Every line below is to be quoted exactly, with nothing added or dropped.

** START OF RECORDED DATA **

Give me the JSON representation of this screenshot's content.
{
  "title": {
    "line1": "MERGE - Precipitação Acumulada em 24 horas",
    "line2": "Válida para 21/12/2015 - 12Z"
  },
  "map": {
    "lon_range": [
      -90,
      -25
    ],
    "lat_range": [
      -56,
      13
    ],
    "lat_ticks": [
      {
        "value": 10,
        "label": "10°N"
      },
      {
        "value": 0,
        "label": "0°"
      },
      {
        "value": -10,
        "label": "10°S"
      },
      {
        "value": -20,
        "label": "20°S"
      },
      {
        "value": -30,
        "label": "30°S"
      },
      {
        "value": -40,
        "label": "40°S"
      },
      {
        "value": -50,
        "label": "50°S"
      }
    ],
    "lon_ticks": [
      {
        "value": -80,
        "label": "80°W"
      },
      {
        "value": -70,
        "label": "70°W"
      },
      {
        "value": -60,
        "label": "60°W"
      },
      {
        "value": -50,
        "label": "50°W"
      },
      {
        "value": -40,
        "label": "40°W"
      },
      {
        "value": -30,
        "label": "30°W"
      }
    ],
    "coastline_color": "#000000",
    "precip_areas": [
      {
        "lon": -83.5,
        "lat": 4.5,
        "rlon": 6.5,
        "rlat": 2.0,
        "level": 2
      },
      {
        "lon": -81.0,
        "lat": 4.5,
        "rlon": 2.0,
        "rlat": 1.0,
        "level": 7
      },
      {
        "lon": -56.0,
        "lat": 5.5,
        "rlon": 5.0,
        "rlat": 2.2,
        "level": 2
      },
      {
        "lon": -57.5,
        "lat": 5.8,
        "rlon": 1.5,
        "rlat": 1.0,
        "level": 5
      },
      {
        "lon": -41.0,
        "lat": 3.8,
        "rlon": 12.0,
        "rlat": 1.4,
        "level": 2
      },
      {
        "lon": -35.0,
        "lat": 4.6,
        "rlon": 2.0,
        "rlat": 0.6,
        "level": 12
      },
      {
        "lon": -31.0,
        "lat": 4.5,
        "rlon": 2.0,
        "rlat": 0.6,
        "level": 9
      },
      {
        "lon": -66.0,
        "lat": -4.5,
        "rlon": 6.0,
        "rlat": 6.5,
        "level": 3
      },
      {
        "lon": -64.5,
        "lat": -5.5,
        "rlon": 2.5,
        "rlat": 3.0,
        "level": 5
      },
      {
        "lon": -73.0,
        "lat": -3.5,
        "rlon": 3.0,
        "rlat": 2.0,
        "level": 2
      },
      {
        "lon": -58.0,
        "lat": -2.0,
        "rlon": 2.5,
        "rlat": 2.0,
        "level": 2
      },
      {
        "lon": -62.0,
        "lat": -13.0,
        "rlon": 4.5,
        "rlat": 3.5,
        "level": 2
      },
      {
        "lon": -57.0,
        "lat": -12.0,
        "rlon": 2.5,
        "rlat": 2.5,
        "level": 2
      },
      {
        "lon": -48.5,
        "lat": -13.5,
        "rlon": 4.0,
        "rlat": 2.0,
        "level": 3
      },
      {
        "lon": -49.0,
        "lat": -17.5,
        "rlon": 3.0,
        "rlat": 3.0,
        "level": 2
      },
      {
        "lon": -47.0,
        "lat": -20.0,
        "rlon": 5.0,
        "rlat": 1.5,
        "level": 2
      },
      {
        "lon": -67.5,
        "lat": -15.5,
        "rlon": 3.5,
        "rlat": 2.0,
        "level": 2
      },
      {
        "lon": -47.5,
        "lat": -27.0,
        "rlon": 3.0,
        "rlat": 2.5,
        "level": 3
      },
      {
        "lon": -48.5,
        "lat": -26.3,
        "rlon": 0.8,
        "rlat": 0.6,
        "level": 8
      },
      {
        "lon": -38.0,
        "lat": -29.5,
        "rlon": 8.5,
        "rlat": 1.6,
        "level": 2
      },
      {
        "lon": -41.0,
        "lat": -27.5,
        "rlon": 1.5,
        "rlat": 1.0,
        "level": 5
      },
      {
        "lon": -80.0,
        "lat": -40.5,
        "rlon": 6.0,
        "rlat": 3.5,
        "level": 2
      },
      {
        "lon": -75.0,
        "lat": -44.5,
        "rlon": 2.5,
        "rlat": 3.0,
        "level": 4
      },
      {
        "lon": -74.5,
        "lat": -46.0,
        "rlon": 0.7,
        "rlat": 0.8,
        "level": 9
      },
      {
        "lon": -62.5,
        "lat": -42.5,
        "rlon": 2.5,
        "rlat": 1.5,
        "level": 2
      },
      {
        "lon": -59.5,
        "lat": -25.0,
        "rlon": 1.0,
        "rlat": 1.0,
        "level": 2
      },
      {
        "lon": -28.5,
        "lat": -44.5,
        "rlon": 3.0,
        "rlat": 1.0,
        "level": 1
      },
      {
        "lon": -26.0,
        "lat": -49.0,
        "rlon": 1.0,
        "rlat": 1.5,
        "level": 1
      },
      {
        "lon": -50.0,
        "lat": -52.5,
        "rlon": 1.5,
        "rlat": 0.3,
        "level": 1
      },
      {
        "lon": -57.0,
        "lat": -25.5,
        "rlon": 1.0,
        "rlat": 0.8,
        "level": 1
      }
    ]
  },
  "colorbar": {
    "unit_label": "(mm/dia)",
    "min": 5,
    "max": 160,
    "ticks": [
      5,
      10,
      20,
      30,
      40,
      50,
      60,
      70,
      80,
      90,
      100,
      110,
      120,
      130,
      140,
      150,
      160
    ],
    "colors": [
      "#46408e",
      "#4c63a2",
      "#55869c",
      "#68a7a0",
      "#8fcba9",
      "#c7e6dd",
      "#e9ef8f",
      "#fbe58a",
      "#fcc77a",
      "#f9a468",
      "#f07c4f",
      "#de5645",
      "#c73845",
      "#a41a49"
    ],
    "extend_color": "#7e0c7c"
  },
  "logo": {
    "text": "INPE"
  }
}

** END OF RECORDED DATA **

● EXERCISE ANSWER
Give me the JSON representation of this screenshot's content.
{
  "title": {
    "line1": "MERGE - Precipitação Acumulada em 24 horas",
    "line2": "Válida para 21/12/2015 - 12Z"
  },
  "map": {
    "lon_range": [
      -90,
      -25
    ],
    "lat_range": [
      -56,
      13
    ],
    "lat_ticks": [
      {
        "value": 10,
        "label": "10°N"
      },
      {
        "value": 0,
        "label": "0°"
      },
      {
        "value": -10,
        "label": "10°S"
      },
      {
        "value": -20,
        "label": "20°S"
      },
      {
        "value": -30,
        "label": "30°S"
      },
      {
        "value": -40,
        "label": "40°S"
      },
      {
        "value": -50,
        "label": "50°S"
      }
    ],
    "lon_ticks": [
      {
        "value": -80,
        "label": "80°W"
      },
      {
        "value": -70,
        "label": "70°W"
      },
      {
        "value": -60,
        "label": "60°W"
      },
      {
        "value": -50,
        "label": "50°W"
      },
      {
        "value": -40,
        "label": "40°W"
      },
      {
        "value": -30,
        "label": "30°W"
      }
    ],
    "coastline_color": "#000000",
    "precip_areas": [
      {
        "lon": -83.5,
        "lat": 4.5,
        "rlon": 6.5,
        "rlat": 2.0,
        "level": 2
      },
      {
        "lon": -81.0,
        "lat": 4.5,
        "rlon": 2.0,
        "rlat": 1.0,
        "level": 7
      },
      {
        "lon": -56.0,
        "lat": 5.5,
        "rlon": 5.0,
        "rlat": 2.2,
        "level": 2
      },
      {
        "lon": -57.5,
        "lat": 5.8,
        "rlon": 1.5,
        "rlat": 1.0,
        "level": 5
      },
      {
        "lon": -41.0,
        "lat": 3.8,
        "rlon": 12.0,
        "rlat": 1.4,
        "level": 2
      },
      {
        "lon": -35.0,
        "lat": 4.6,
        "rlon": 2.0,
        "rlat": 0.6,
        "level": 12
      },
      {
        "lon": -31.0,
        "lat": 4.5,
        "rlon": 2.0,
        "rlat": 0.6,
        "level": 9
      },
      {
        "lon": -66.0,
        "lat": -4.5,
        "rlon": 6.0,
        "rlat": 6.5,
        "level": 3
      },
      {
        "lon": -64.5,
        "lat": -5.5,
        "rlon": 2.5,
        "rlat": 3.0,
        "level": 5
      },
      {
        "lon": -73.0,
        "lat": -3.5,
        "rlon": 3.0,
        "rlat": 2.0,
        "level": 2
      },
      {
        "lon": -58.0,
        "lat": -2.0,
        "rlon": 2.5,
        "rlat": 2.0,
        "level": 2
      },
      {
        "lon": -62.0,
        "lat": -13.0,
        "rlon": 4.5,
        "rlat": 3.5,
        "level": 2
      },
      {
        "lon": -57.0,
        "lat": -12.0,
        "rlon": 2.5,
        "rlat": 2.5,
        "level": 2
      },
      {
        "lon": -48.5,
        "lat": -13.5,
        "rlon": 4.0,
        "rlat": 2.0,
        "level": 3
      },
      {
        "lon": -49.0,
        "lat": -17.5,
        "rlon": 3.0,
        "rlat": 3.0,
        "level": 2
      },
      {
        "lon": -47.0,
        "lat": -20.0,
        "rlon": 5.0,
        "rlat": 1.5,
        "level": 2
      },
      {
        "lon": -67.5,
        "lat": -15.5,
        "rlon": 3.5,
        "rlat": 2.0,
        "level": 2
      },
      {
        "lon": -47.5,
        "lat": -27.0,
        "rlon": 3.0,
        "rlat": 2.5,
        "level": 3
      },
      {
        "lon": -48.5,
        "lat": -26.3,
        "rlon": 0.8,
        "rlat": 0.6,
        "level": 8
      },
      {
        "lon": -38.0,
        "lat": -29.5,
        "rlon": 8.5,
        "rlat": 1.6,
        "level": 2
      },
      {
        "lon": -41.0,
        "lat": -27.5,
        "rlon": 1.5,
        "rlat": 1.0,
        "level": 5
      },
      {
        "lon": -80.0,
        "lat": -40.5,
        "rlon": 6.0,
        "rlat": 3.5,
        "level": 2
      },
      {
        "lon": -75.0,
        "lat": -44.5,
        "rlon": 2.5,
        "rlat": 3.0,
        "level": 4
      },
      {
        "lon": -74.5,
        "lat": -46.0,
        "rlon": 0.7,
        "rlat": 0.8,
        "level": 9
      },
      {
        "lon": -62.5,
        "lat": -42.5,
        "rlon": 2.5,
        "rlat": 1.5,
        "level": 2
      },
      {
        "lon": -59.5,
        "lat": -25.0,
        "rlon": 1.0,
        "rlat": 1.0,
        "level": 2
      },
      {
        "lon": -28.5,
        "lat": -44.5,
        "rlon": 3.0,
        "rlat": 1.0,
        "level": 1
      },
      {
        "lon": -26.0,
        "lat": -49.0,
        "rlon": 1.0,
        "rlat": 1.5,
        "level": 1
      },
      {
        "lon": -50.0,
        "lat": -52.5,
        "rlon": 1.5,
        "rlat": 0.3,
        "level": 1
      },
      {
        "lon": -57.0,
        "lat": -25.5,
        "rlon": 1.0,
        "rlat": 0.8,
        "level": 1
      }
    ]
  },
  "colorbar": {
    "unit_label": "(mm/dia)",
    "min": 5,
    "max": 160,
    "ticks": [
      5,
      10,
      20,
      30,
      40,
      50,
      60,
      70,
      80,
      90,
      100,
      110,
      120,
      130,
      140,
      150,
      160
    ],
    "colors": [
      "#46408e",
      "#4c63a2",
      "#55869c",
      "#68a7a0",
      "#8fcba9",
      "#c7e6dd",
      "#e9ef8f",
      "#fbe58a",
      "#fcc77a",
      "#f9a468",
      "#f07c4f",
      "#de5645",
      "#c73845",
      "#a41a49"
    ],
    "extend_color": "#7e0c7c"
  },
  "logo": {
    "text": "INPE"
  }
}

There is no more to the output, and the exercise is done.